Exercise instructions.
Identify the lines that contain the word "MICROSOFT", then copy them.

Material.

=-=-=

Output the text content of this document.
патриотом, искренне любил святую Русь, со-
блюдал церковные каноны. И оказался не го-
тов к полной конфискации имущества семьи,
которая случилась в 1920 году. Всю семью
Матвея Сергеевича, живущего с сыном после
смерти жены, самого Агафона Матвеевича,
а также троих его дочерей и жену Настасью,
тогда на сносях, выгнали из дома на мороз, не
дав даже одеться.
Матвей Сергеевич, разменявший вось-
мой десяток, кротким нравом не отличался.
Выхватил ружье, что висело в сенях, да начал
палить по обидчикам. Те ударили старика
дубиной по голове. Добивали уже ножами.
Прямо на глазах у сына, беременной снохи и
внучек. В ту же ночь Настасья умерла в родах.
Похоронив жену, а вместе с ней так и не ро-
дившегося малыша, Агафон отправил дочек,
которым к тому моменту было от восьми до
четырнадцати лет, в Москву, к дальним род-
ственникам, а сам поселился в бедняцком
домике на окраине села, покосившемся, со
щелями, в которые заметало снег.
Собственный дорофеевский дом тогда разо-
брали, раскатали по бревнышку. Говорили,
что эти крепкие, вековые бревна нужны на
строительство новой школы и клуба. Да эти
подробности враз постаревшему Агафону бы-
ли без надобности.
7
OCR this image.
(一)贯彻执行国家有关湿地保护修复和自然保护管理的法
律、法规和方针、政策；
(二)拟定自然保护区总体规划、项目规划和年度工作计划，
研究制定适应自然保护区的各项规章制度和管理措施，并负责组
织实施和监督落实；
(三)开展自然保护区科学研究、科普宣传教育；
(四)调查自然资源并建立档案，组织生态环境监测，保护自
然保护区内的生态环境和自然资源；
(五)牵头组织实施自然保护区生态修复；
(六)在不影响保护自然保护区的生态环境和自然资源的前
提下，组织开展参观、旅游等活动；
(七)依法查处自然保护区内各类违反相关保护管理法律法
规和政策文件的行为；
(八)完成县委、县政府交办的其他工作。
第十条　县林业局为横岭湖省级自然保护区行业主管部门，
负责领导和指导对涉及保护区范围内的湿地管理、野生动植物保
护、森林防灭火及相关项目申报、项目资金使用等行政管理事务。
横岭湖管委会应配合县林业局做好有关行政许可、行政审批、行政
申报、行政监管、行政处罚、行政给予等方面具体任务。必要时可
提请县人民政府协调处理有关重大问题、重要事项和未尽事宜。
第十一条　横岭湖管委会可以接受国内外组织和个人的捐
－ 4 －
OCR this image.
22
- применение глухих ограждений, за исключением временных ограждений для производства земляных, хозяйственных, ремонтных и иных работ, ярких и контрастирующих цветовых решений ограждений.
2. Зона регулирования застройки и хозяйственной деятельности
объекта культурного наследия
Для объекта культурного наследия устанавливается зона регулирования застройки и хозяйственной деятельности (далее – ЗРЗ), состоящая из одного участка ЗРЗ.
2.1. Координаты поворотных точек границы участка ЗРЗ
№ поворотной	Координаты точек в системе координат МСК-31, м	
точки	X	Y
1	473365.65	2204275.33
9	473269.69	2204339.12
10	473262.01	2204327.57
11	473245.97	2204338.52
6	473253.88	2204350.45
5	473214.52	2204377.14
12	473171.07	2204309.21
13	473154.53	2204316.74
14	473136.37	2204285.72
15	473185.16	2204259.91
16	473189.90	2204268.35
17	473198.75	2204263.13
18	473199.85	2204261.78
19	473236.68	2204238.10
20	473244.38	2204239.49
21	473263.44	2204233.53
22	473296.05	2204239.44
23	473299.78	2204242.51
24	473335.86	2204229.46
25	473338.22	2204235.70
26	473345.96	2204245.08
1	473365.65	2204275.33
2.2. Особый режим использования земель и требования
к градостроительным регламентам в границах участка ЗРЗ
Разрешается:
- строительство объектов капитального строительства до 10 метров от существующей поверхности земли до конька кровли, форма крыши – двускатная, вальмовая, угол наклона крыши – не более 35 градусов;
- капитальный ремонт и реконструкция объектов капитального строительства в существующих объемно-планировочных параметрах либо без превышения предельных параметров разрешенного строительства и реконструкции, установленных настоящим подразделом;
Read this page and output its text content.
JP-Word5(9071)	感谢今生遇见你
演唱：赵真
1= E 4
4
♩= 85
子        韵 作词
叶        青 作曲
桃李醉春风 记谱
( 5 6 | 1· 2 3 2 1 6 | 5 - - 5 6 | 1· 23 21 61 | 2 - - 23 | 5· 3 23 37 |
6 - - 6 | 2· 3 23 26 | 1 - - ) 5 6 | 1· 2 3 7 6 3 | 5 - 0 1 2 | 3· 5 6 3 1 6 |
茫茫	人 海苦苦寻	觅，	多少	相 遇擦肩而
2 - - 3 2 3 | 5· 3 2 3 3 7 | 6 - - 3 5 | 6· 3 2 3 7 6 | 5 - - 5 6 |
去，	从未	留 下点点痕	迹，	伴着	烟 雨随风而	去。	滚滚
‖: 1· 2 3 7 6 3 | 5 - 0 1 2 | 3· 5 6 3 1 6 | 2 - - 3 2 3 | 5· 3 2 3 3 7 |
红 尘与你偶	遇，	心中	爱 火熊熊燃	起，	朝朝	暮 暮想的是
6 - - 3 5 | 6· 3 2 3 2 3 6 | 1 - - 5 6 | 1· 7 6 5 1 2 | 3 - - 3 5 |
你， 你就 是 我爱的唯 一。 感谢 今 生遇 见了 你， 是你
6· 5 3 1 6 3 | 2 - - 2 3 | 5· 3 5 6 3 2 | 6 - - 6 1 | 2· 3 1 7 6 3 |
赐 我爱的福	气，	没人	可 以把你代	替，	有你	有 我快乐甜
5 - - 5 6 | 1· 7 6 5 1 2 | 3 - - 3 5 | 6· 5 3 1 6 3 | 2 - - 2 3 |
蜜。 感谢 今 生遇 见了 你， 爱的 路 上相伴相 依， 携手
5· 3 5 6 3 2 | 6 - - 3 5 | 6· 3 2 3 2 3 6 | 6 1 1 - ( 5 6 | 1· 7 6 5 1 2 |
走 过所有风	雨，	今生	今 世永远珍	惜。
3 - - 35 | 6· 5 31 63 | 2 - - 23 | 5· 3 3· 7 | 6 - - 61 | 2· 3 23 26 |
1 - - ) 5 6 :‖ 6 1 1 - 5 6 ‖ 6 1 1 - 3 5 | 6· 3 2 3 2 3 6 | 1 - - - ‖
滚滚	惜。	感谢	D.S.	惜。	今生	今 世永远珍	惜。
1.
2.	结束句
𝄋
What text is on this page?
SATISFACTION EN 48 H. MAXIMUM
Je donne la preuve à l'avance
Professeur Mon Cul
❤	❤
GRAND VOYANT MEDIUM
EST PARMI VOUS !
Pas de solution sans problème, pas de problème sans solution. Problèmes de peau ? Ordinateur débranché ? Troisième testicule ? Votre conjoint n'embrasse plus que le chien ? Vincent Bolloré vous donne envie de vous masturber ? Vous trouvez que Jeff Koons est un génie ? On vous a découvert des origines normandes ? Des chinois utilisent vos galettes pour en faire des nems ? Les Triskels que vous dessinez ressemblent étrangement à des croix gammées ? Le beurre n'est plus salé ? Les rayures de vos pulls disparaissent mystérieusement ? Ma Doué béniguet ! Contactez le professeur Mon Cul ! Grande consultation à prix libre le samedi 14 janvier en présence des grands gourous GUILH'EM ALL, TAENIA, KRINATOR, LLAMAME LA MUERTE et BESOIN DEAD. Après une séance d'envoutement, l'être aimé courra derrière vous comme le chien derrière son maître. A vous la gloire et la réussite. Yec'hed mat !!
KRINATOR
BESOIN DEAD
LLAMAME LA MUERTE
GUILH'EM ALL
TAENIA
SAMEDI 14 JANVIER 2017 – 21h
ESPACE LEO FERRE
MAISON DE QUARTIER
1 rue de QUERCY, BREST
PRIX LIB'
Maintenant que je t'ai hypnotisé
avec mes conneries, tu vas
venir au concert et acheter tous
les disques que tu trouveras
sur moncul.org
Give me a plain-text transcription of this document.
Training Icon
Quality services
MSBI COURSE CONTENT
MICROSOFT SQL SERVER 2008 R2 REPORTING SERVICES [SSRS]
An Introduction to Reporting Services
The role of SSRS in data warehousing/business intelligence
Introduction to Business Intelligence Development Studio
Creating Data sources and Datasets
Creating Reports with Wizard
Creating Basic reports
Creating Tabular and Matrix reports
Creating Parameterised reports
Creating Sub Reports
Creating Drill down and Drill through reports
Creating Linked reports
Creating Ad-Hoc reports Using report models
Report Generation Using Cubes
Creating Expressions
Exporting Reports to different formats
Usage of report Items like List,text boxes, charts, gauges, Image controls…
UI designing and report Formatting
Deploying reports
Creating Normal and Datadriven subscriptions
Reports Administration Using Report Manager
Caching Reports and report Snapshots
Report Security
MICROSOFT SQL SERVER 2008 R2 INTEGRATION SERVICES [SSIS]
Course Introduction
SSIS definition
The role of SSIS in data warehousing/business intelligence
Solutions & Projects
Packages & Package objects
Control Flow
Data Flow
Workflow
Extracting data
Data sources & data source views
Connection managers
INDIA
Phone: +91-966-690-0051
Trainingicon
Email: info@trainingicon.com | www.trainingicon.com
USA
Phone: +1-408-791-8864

=-=-=

Answer to the task.
MICROSOFT SQL SERVER 2008 R2 REPORTING SERVICES [SSRS]
MICROSOFT SQL SERVER 2008 R2 INTEGRATION SERVICES [SSIS]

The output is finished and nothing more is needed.